Task prompt
Reproduce the records below exactly as they appear.

Chart and figure data
* * * *
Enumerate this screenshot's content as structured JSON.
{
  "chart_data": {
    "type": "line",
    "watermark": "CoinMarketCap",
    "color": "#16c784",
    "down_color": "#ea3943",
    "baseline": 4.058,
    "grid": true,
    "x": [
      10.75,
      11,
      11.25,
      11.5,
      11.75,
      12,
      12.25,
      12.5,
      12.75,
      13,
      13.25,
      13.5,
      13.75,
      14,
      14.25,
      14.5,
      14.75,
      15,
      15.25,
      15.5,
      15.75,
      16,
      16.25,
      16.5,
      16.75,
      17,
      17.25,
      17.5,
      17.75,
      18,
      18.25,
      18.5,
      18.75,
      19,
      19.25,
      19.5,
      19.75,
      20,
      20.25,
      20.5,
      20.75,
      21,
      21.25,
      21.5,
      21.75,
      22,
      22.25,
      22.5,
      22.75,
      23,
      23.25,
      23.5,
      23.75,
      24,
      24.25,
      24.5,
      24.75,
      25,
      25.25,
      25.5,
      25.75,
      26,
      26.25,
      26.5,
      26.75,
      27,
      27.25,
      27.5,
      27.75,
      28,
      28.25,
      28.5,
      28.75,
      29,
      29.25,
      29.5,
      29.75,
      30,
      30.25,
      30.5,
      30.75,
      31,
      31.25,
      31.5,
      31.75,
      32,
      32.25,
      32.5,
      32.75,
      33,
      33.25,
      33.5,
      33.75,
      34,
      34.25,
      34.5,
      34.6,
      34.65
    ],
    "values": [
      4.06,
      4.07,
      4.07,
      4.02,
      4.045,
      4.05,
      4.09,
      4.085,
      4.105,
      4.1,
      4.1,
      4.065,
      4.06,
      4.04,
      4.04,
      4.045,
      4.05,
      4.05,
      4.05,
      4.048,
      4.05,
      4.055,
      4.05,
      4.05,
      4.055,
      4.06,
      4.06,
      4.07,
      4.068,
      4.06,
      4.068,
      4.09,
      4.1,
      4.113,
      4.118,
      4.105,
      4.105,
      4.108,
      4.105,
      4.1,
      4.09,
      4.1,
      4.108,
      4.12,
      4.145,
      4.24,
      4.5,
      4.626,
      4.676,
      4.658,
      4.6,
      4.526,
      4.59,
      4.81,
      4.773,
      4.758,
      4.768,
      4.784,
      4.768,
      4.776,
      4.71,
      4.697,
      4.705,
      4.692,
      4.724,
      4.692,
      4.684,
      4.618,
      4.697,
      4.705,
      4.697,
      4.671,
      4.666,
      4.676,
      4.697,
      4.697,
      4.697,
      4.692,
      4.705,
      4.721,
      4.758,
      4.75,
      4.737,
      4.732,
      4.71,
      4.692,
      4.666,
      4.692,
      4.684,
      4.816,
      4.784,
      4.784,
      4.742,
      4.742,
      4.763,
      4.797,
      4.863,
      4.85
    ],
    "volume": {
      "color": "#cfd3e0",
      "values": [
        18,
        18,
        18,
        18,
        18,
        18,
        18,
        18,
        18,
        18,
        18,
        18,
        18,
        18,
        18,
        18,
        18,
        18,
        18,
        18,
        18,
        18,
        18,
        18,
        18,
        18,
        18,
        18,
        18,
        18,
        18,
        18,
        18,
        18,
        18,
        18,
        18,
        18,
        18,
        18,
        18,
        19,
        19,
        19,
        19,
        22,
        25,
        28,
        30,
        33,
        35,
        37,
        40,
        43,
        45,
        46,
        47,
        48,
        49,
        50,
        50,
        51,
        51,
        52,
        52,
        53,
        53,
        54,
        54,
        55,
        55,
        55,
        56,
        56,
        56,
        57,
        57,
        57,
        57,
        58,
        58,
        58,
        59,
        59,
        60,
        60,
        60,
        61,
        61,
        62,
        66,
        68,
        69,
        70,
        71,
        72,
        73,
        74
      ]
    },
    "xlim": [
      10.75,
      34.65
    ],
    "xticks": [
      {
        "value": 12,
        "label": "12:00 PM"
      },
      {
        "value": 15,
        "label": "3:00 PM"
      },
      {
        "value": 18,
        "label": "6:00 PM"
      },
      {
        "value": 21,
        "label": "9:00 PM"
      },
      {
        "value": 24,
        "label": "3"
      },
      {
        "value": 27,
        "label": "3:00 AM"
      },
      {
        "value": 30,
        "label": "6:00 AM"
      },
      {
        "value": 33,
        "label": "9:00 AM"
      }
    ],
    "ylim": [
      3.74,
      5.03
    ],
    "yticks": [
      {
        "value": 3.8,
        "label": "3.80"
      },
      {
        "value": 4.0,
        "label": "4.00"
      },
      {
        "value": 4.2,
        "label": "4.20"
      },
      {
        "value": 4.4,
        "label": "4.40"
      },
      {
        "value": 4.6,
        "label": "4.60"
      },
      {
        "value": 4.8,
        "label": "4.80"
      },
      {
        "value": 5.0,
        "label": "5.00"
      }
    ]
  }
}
* * * *
Output of the exercise
Enumerate this screenshot's content as structured JSON.
{
  "chart_data": {
    "type": "line",
    "watermark": "CoinMarketCap",
    "color": "#16c784",
    "down_color": "#ea3943",
    "baseline": 4.058,
    "grid": true,
    "x": [
      10.75,
      11,
      11.25,
      11.5,
      11.75,
      12,
      12.25,
      12.5,
      12.75,
      13,
      13.25,
      13.5,
      13.75,
      14,
      14.25,
      14.5,
      14.75,
      15,
      15.25,
      15.5,
      15.75,
      16,
      16.25,
      16.5,
      16.75,
      17,
      17.25,
      17.5,
      17.75,
      18,
      18.25,
      18.5,
      18.75,
      19,
      19.25,
      19.5,
      19.75,
      20,
      20.25,
      20.5,
      20.75,
      21,
      21.25,
      21.5,
      21.75,
      22,
      22.25,
      22.5,
      22.75,
      23,
      23.25,
      23.5,
      23.75,
      24,
      24.25,
      24.5,
      24.75,
      25,
      25.25,
      25.5,
      25.75,
      26,
      26.25,
      26.5,
      26.75,
      27,
      27.25,
      27.5,
      27.75,
      28,
      28.25,
      28.5,
      28.75,
      29,
      29.25,
      29.5,
      29.75,
      30,
      30.25,
      30.5,
      30.75,
      31,
      31.25,
      31.5,
      31.75,
      32,
      32.25,
      32.5,
      32.75,
      33,
      33.25,
      33.5,
      33.75,
      34,
      34.25,
      34.5,
      34.6,
      34.65
    ],
    "values": [
      4.06,
      4.07,
      4.07,
      4.02,
      4.045,
      4.05,
      4.09,
      4.085,
      4.105,
      4.1,
      4.1,
      4.065,
      4.06,
      4.04,
      4.04,
      4.045,
      4.05,
      4.05,
      4.05,
      4.048,
      4.05,
      4.055,
      4.05,
      4.05,
      4.055,
      4.06,
      4.06,
      4.07,
      4.068,
      4.06,
      4.068,
      4.09,
      4.1,
      4.113,
      4.118,
      4.105,
      4.105,
      4.108,
      4.105,
      4.1,
      4.09,
      4.1,
      4.108,
      4.12,
      4.145,
      4.24,
      4.5,
      4.626,
      4.676,
      4.658,
      4.6,
      4.526,
      4.59,
      4.81,
      4.773,
      4.758,
      4.768,
      4.784,
      4.768,
      4.776,
      4.71,
      4.697,
      4.705,
      4.692,
      4.724,
      4.692,
      4.684,
      4.618,
      4.697,
      4.705,
      4.697,
      4.671,
      4.666,
      4.676,
      4.697,
      4.697,
      4.697,
      4.692,
      4.705,
      4.721,
      4.758,
      4.75,
      4.737,
      4.732,
      4.71,
      4.692,
      4.666,
      4.692,
      4.684,
      4.816,
      4.784,
      4.784,
      4.742,
      4.742,
      4.763,
      4.797,
      4.863,
      4.85
    ],
    "volume": {
      "color": "#cfd3e0",
      "values": [
        18,
        18,
        18,
        18,
        18,
        18,
        18,
        18,
        18,
        18,
        18,
        18,
        18,
        18,
        18,
        18,
        18,
        18,
        18,
        18,
        18,
        18,
        18,
        18,
        18,
        18,
        18,
        18,
        18,
        18,
        18,
        18,
        18,
        18,
        18,
        18,
        18,
        18,
        18,
        18,
        18,
        19,
        19,
        19,
        19,
        22,
        25,
        28,
        30,
        33,
        35,
        37,
        40,
        43,
        45,
        46,
        47,
        48,
        49,
        50,
        50,
        51,
        51,
        52,
        52,
        53,
        53,
        54,
        54,
        55,
        55,
        55,
        56,
        56,
        56,
        57,
        57,
        57,
        57,
        58,
        58,
        58,
        59,
        59,
        60,
        60,
        60,
        61,
        61,
        62,
        66,
        68,
        69,
        70,
        71,
        72,
        73,
        74
      ]
    },
    "xlim": [
      10.75,
      34.65
    ],
    "xticks": [
      {
        "value": 12,
        "label": "12:00 PM"
      },
      {
        "value": 15,
        "label": "3:00 PM"
      },
      {
        "value": 18,
        "label": "6:00 PM"
      },
      {
        "value": 21,
        "label": "9:00 PM"
      },
      {
        "value": 24,
        "label": "3"
      },
      {
        "value": 27,
        "label": "3:00 AM"
      },
      {
        "value": 30,
        "label": "6:00 AM"
      },
      {
        "value": 33,
        "label": "9:00 AM"
      }
    ],
    "ylim": [
      3.74,
      5.03
    ],
    "yticks": [
      {
        "value": 3.8,
        "label": "3.80"
      },
      {
        "value": 4.0,
        "label": "4.00"
      },
      {
        "value": 4.2,
        "label": "4.20"
      },
      {
        "value": 4.4,
        "label": "4.40"
      },
      {
        "value": 4.6,
        "label": "4.60"
      },
      {
        "value": 4.8,
        "label": "4.80"
      },
      {
        "value": 5.0,
        "label": "5.00"
      }
    ]
  }
}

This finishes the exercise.